*** Records for the exercise

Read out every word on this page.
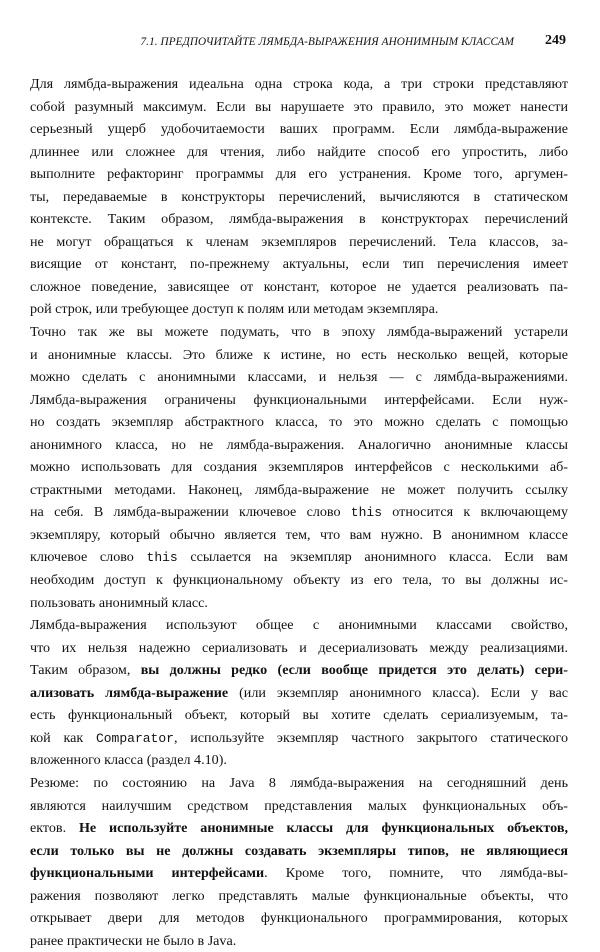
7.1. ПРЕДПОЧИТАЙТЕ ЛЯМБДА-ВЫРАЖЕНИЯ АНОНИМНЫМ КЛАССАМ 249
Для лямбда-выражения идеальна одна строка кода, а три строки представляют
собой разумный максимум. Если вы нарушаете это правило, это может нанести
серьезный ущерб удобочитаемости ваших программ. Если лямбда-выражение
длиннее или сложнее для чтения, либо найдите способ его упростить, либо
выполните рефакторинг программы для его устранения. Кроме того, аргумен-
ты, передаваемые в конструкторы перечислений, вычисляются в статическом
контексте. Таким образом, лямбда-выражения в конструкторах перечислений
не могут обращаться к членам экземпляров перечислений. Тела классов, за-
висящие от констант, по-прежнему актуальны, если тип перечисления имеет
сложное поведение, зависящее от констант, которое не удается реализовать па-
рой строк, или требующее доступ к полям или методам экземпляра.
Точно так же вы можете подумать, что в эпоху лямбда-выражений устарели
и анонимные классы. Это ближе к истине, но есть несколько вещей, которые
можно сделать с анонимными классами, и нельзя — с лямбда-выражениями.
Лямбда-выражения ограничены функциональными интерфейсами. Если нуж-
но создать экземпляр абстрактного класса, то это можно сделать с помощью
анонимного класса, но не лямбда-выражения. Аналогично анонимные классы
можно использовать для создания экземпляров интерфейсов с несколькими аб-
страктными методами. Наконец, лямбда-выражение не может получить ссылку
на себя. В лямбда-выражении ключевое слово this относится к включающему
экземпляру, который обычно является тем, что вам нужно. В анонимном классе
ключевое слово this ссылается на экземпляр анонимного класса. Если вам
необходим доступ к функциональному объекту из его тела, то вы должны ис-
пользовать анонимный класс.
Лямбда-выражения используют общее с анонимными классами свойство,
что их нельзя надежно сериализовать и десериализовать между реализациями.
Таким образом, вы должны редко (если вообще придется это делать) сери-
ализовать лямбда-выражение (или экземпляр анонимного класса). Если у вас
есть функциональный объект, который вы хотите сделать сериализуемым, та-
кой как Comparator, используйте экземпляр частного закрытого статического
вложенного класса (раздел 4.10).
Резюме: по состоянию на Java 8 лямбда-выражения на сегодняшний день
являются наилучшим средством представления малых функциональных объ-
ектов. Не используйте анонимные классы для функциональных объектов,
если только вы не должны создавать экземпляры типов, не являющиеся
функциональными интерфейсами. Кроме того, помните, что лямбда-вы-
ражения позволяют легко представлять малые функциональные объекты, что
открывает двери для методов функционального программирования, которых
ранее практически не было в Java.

******

What to work on:
Pull every line containing the word "выражение" out of the material and copy it.

Full output:
серьезный ущерб удобочитаемости ваших программ. Если лямбда-выражение
страктными методами. Наконец, лямбда-выражение не может получить ссылку
ализовать лямбда-выражение (или экземпляр анонимного класса). Если у вас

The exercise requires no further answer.